What the task requires
Wherever the word "document" turns up in a line of the entries, copy that line.

## start Extracted information

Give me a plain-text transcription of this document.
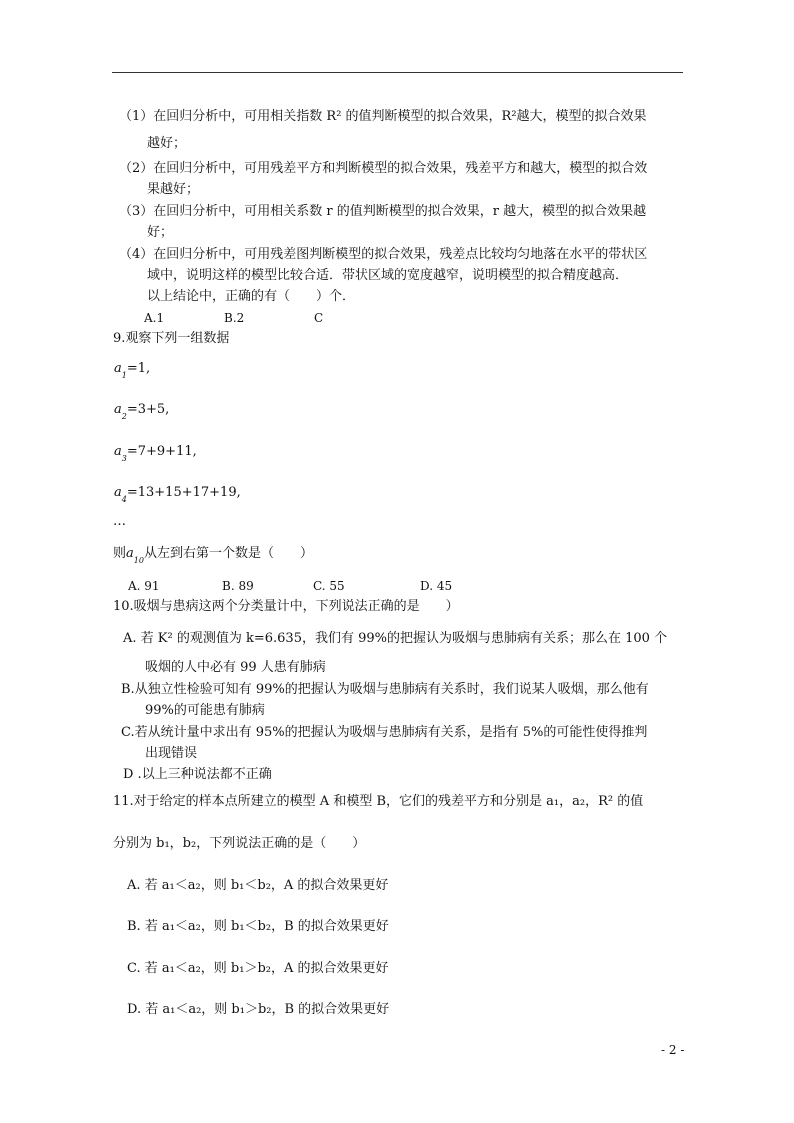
（1）在回归分析中，可用相关指数 R² 的值判断模型的拟合效果，R²越大，模型的拟合效果
越好；
（2）在回归分析中，可用残差平方和判断模型的拟合效果，残差平方和越大，模型的拟合效
果越好；
（3）在回归分析中，可用相关系数 r 的值判断模型的拟合效果，r 越大，模型的拟合效果越
好；
（4）在回归分析中，可用残差图判断模型的拟合效果，残差点比较均匀地落在水平的带状区
域中，说明这样的模型比较合适．带状区域的宽度越窄，说明模型的拟合精度越高．
以上结论中，正确的有（　　）个．
A.1	B.2	C
9.观察下列一组数据
$a_1=1$,
$a_2=3+5$,
$a_3=7+9+11$,
$a_4=13+15+17+19$,
…
则$a_{10}$从左到右第一个数是（　　）
A. 91	B. 89	C. 55	D. 45
10.吸烟与患病这两个分类量计中，下列说法正确的是　　）
A. 若 K² 的观测值为 k=6.635，我们有 99%的把握认为吸烟与患肺病有关系；那么在 100 个
吸烟的人中必有 99 人患有肺病
B.从独立性检验可知有 99%的把握认为吸烟与患肺病有关系时，我们说某人吸烟，那么他有
99%的可能患有肺病
C.若从统计量中求出有 95%的把握认为吸烟与患肺病有关系，是指有 5%的可能性使得推判
出现错误
D .以上三种说法都不正确
11.对于给定的样本点所建立的模型 A 和模型 B，它们的残差平方和分别是 a₁，a₂，R² 的值
分别为 b₁，b₂，下列说法正确的是（　　）
A. 若 a₁＜a₂，则 b₁＜b₂，A 的拟合效果更好
B. 若 a₁＜a₂，则 b₁＜b₂，B 的拟合效果更好
C. 若 a₁＜a₂，则 b₁＞b₂，A 的拟合效果更好
D. 若 a₁＜a₂，则 b₁＞b₂，B 的拟合效果更好
- 2 -
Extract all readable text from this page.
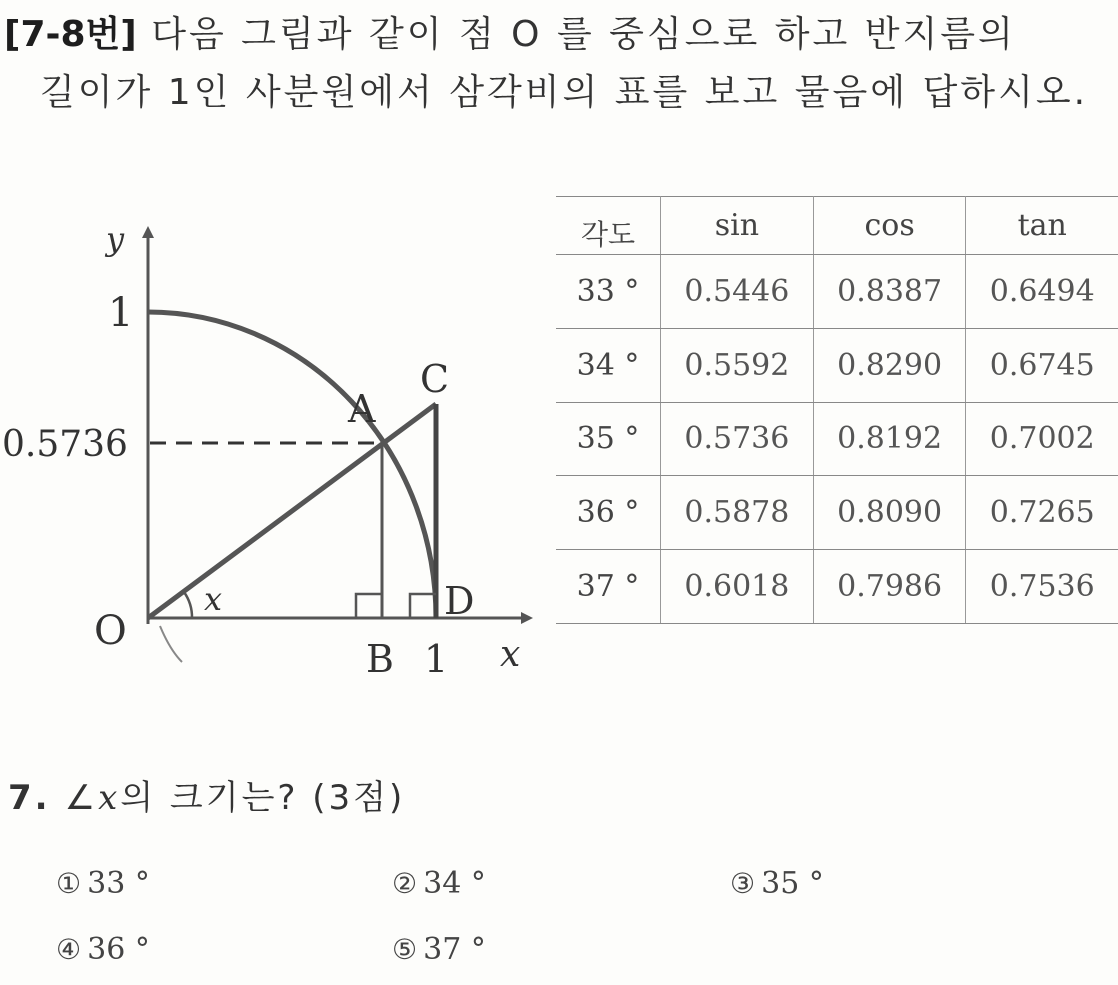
[7-8번] 다음 그림과 같이 점 O 를 중심으로 하고 반지름의
길이가 1인 사분원에서 삼각비의 표를 보고 물음에 답하시오.
y
1
0.5736
O
x
A
C
D
B 1 x
각도	sin	cos	tan
33 °	0.5446	0.8387	0.6494
34 °	0.5592	0.8290	0.6745
35 °	0.5736	0.8192	0.7002
36 °	0.5878	0.8090	0.7265
37 °	0.6018	0.7986	0.7536
7. ∠x의 크기는? (3점)
① 33 °	② 34 °	③ 35 °
④ 36 °	⑤ 37 °
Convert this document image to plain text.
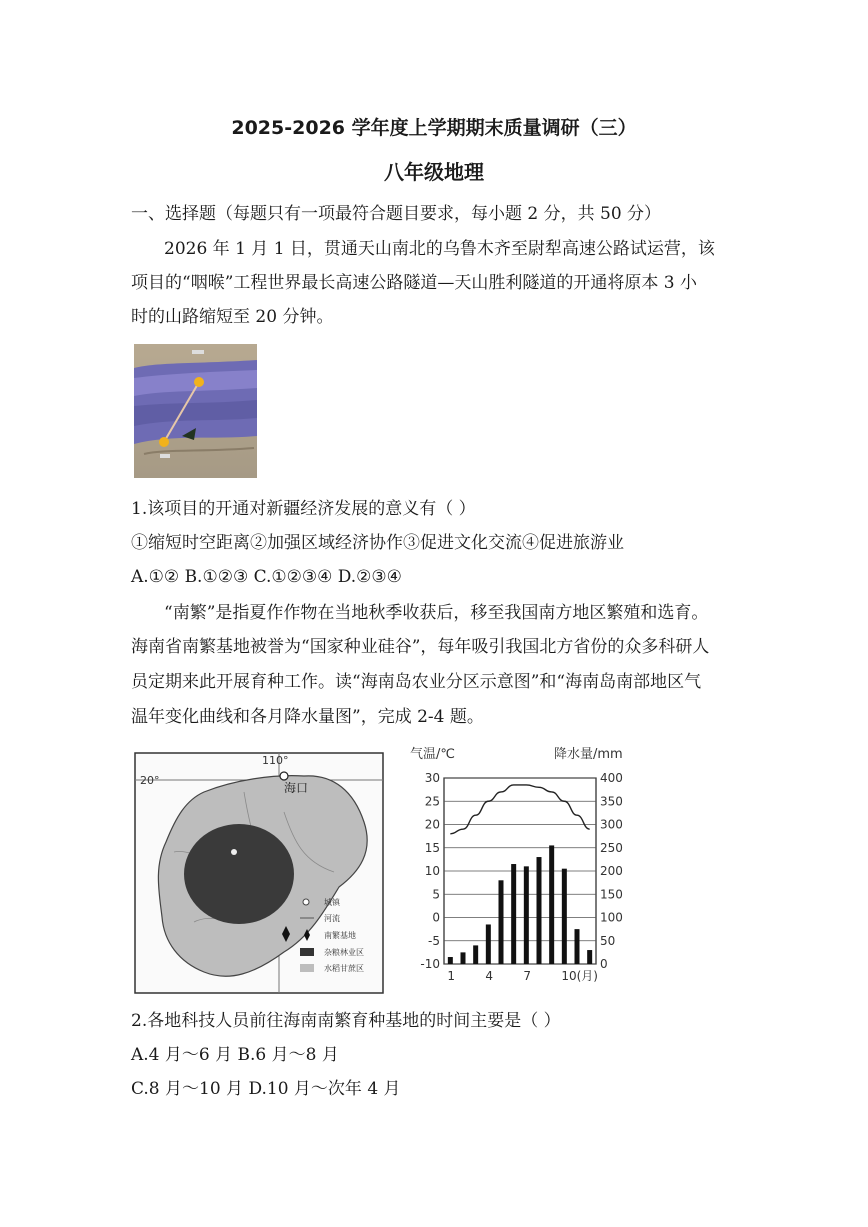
2025-2026 学年度上学期期末质量调研（三）
八年级地理
一、选择题（每题只有一项最符合题目要求，每小题 2 分，共 50 分）
2026 年 1 月 1 日，贯通天山南北的乌鲁木齐至尉犁高速公路试运营，该
项目的“咽喉”工程世界最长高速公路隧道—天山胜利隧道的开通将原本 3 小
时的山路缩短至 20 分钟。
1.该项目的开通对新疆经济发展的意义有（ ）
①缩短时空距离②加强区域经济协作③促进文化交流④促进旅游业
A.①② B.①②③ C.①②③④ D.②③④
“南繁”是指夏作作物在当地秋季收获后，移至我国南方地区繁殖和选育。
海南省南繁基地被誉为“国家种业硅谷”，每年吸引我国北方省份的众多科研人
员定期来此开展育种工作。读“海南岛农业分区示意图”和“海南岛南部地区气
温年变化曲线和各月降水量图”，完成 2-4 题。
110°
20°
海口
城镇
河流
南繁基地
杂粮林业区
水稻甘蔗区
气温/℃	降水量/mm
30	400
25	350
20	300
15	250
10	200
5	150
0	100
-5	50
-10	0
1	4	7	10(月)
2.各地科技人员前往海南南繁育种基地的时间主要是（ ）
A.4 月～6 月 B.6 月～8 月
C.8 月～10 月 D.10 月～次年 4 月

## end Extracted information

Final result
Give me a plain-text transcription of this document.
Convert this document image to plain text.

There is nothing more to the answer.